Problem requirements: What follows is a listing; give it again exactly, in its entirety.

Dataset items
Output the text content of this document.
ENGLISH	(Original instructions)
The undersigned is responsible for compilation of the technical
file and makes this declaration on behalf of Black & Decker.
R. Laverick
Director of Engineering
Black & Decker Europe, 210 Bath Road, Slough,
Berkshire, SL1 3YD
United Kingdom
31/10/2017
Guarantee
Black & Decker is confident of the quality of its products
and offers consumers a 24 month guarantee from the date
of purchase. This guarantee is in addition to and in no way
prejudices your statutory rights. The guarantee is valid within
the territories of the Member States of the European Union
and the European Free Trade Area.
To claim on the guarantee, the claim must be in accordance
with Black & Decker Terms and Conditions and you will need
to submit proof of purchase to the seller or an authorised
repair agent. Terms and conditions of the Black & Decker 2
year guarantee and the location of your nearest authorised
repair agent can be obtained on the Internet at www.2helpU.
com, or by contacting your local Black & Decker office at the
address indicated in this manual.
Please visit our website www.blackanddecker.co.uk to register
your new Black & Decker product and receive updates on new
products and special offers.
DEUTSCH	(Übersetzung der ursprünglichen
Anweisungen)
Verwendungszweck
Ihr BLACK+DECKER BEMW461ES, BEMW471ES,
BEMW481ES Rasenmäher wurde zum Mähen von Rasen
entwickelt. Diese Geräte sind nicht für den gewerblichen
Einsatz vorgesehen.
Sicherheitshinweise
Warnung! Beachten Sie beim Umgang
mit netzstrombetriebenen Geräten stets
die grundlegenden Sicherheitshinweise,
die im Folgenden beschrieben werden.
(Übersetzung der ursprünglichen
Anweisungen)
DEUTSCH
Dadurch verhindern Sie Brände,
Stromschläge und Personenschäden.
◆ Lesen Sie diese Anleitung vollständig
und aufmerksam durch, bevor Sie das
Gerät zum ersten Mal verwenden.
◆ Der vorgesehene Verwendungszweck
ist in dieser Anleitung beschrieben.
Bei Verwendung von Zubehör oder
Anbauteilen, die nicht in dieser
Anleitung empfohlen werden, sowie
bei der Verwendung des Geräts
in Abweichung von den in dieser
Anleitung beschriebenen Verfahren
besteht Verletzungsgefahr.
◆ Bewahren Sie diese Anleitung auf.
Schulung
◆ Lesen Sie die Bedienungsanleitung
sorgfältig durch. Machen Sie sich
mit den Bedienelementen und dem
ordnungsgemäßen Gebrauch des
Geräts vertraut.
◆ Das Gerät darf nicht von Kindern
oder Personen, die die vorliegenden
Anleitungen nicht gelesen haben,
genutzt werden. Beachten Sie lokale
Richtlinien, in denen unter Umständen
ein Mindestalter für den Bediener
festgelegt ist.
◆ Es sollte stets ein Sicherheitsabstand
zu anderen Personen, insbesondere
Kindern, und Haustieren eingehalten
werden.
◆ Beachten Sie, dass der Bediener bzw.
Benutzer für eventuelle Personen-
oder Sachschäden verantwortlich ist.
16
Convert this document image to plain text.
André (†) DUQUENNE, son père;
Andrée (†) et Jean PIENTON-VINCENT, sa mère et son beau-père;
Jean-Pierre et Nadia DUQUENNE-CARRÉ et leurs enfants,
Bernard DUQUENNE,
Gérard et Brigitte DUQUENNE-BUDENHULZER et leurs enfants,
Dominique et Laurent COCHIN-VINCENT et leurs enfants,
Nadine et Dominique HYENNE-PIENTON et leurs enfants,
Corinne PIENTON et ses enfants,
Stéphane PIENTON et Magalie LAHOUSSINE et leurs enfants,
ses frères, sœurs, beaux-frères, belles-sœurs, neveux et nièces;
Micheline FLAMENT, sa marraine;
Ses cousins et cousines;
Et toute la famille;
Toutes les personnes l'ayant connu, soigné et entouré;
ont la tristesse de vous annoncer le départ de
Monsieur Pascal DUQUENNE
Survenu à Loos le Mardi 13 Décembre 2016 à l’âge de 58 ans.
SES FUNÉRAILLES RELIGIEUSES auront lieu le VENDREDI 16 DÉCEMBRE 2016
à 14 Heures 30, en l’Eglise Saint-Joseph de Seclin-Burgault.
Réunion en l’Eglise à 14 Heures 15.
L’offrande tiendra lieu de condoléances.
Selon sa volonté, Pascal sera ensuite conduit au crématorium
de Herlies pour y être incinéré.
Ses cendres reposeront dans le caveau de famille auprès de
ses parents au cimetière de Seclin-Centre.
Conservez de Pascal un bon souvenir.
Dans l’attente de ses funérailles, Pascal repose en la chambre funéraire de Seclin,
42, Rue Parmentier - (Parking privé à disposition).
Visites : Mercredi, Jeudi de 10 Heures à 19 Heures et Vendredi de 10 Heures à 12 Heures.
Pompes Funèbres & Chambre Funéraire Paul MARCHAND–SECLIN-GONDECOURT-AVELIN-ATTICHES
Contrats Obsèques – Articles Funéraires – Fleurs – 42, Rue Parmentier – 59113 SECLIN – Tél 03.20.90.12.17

Written answer:
Output the text content of this document.
ENGLISH	(Original instructions)
The undersigned is responsible for compilation of the technical
file and makes this declaration on behalf of Black & Decker.
R. Laverick
Director of Engineering
Black & Decker Europe, 210 Bath Road, Slough,
Berkshire, SL1 3YD
United Kingdom
31/10/2017
Guarantee
Black & Decker is confident of the quality of its products
and offers consumers a 24 month guarantee from the date
of purchase. This guarantee is in addition to and in no way
prejudices your statutory rights. The guarantee is valid within
the territories of the Member States of the European Union
and the European Free Trade Area.
To claim on the guarantee, the claim must be in accordance
with Black & Decker Terms and Conditions and you will need
to submit proof of purchase to the seller or an authorised
repair agent. Terms and conditions of the Black & Decker 2
year guarantee and the location of your nearest authorised
repair agent can be obtained on the Internet at www.2helpU.
com, or by contacting your local Black & Decker office at the
address indicated in this manual.
Please visit our website www.blackanddecker.co.uk to register
your new Black & Decker product and receive updates on new
products and special offers.
DEUTSCH	(Übersetzung der ursprünglichen
Anweisungen)
Verwendungszweck
Ihr BLACK+DECKER BEMW461ES, BEMW471ES,
BEMW481ES Rasenmäher wurde zum Mähen von Rasen
entwickelt. Diese Geräte sind nicht für den gewerblichen
Einsatz vorgesehen.
Sicherheitshinweise
Warnung! Beachten Sie beim Umgang
mit netzstrombetriebenen Geräten stets
die grundlegenden Sicherheitshinweise,
die im Folgenden beschrieben werden.
(Übersetzung der ursprünglichen
Anweisungen)
DEUTSCH
Dadurch verhindern Sie Brände,
Stromschläge und Personenschäden.
◆ Lesen Sie diese Anleitung vollständig
und aufmerksam durch, bevor Sie das
Gerät zum ersten Mal verwenden.
◆ Der vorgesehene Verwendungszweck
ist in dieser Anleitung beschrieben.
Bei Verwendung von Zubehör oder
Anbauteilen, die nicht in dieser
Anleitung empfohlen werden, sowie
bei der Verwendung des Geräts
in Abweichung von den in dieser
Anleitung beschriebenen Verfahren
besteht Verletzungsgefahr.
◆ Bewahren Sie diese Anleitung auf.
Schulung
◆ Lesen Sie die Bedienungsanleitung
sorgfältig durch. Machen Sie sich
mit den Bedienelementen und dem
ordnungsgemäßen Gebrauch des
Geräts vertraut.
◆ Das Gerät darf nicht von Kindern
oder Personen, die die vorliegenden
Anleitungen nicht gelesen haben,
genutzt werden. Beachten Sie lokale
Richtlinien, in denen unter Umständen
ein Mindestalter für den Bediener
festgelegt ist.
◆ Es sollte stets ein Sicherheitsabstand
zu anderen Personen, insbesondere
Kindern, und Haustieren eingehalten
werden.
◆ Beachten Sie, dass der Bediener bzw.
Benutzer für eventuelle Personen-
oder Sachschäden verantwortlich ist.
16
Convert this document image to plain text.
André (†) DUQUENNE, son père;
Andrée (†) et Jean PIENTON-VINCENT, sa mère et son beau-père;
Jean-Pierre et Nadia DUQUENNE-CARRÉ et leurs enfants,
Bernard DUQUENNE,
Gérard et Brigitte DUQUENNE-BUDENHULZER et leurs enfants,
Dominique et Laurent COCHIN-VINCENT et leurs enfants,
Nadine et Dominique HYENNE-PIENTON et leurs enfants,
Corinne PIENTON et ses enfants,
Stéphane PIENTON et Magalie LAHOUSSINE et leurs enfants,
ses frères, sœurs, beaux-frères, belles-sœurs, neveux et nièces;
Micheline FLAMENT, sa marraine;
Ses cousins et cousines;
Et toute la famille;
Toutes les personnes l'ayant connu, soigné et entouré;
ont la tristesse de vous annoncer le départ de
Monsieur Pascal DUQUENNE
Survenu à Loos le Mardi 13 Décembre 2016 à l’âge de 58 ans.
SES FUNÉRAILLES RELIGIEUSES auront lieu le VENDREDI 16 DÉCEMBRE 2016
à 14 Heures 30, en l’Eglise Saint-Joseph de Seclin-Burgault.
Réunion en l’Eglise à 14 Heures 15.
L’offrande tiendra lieu de condoléances.
Selon sa volonté, Pascal sera ensuite conduit au crématorium
de Herlies pour y être incinéré.
Ses cendres reposeront dans le caveau de famille auprès de
ses parents au cimetière de Seclin-Centre.
Conservez de Pascal un bon souvenir.
Dans l’attente de ses funérailles, Pascal repose en la chambre funéraire de Seclin,
42, Rue Parmentier - (Parking privé à disposition).
Visites : Mercredi, Jeudi de 10 Heures à 19 Heures et Vendredi de 10 Heures à 12 Heures.
Pompes Funèbres & Chambre Funéraire Paul MARCHAND–SECLIN-GONDECOURT-AVELIN-ATTICHES
Contrats Obsèques – Articles Funéraires – Fleurs – 42, Rue Parmentier – 59113 SECLIN – Tél 03.20.90.12.17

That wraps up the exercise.